**Set exercise**
Every line holding the string "this" should be gathered.
┌────────
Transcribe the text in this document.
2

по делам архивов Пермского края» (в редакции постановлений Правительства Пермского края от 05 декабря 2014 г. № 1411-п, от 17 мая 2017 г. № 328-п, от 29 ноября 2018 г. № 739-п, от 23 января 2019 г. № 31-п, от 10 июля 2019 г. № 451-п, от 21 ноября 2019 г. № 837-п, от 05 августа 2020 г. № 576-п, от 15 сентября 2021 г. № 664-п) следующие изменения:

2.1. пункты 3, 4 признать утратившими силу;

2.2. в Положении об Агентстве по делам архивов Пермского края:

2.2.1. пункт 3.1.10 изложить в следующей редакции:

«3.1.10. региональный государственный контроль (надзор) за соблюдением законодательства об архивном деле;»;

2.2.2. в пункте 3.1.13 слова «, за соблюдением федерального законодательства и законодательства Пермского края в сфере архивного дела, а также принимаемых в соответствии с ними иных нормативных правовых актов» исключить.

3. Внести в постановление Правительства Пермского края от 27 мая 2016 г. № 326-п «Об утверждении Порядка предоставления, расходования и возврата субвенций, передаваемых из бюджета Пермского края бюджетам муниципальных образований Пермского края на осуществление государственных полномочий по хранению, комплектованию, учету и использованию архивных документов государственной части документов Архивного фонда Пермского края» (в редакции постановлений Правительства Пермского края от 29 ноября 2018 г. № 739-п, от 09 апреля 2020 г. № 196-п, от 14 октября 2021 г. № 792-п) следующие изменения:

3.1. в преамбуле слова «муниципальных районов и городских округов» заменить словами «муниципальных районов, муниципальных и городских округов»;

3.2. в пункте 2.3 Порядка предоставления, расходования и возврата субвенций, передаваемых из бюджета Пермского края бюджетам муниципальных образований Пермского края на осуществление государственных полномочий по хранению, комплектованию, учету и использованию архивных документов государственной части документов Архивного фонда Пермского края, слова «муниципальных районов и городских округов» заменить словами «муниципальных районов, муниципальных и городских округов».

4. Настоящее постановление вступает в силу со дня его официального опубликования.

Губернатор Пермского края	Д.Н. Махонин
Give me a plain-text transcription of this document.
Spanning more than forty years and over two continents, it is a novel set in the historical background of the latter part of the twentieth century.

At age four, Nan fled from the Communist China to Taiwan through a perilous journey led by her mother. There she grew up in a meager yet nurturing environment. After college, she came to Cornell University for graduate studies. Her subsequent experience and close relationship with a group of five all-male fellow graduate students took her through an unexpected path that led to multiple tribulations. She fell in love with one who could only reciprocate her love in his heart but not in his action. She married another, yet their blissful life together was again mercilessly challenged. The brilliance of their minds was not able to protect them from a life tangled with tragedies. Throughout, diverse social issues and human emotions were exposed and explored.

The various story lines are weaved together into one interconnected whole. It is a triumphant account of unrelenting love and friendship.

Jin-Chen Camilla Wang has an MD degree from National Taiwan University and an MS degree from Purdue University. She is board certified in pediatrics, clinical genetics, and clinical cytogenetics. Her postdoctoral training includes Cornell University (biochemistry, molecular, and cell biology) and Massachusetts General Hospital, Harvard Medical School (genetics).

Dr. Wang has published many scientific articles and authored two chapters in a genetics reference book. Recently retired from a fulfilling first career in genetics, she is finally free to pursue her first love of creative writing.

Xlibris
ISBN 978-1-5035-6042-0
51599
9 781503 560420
└────────
**Complete response**
Transcribe the text in this document.
Give me a plain-text transcription of this document.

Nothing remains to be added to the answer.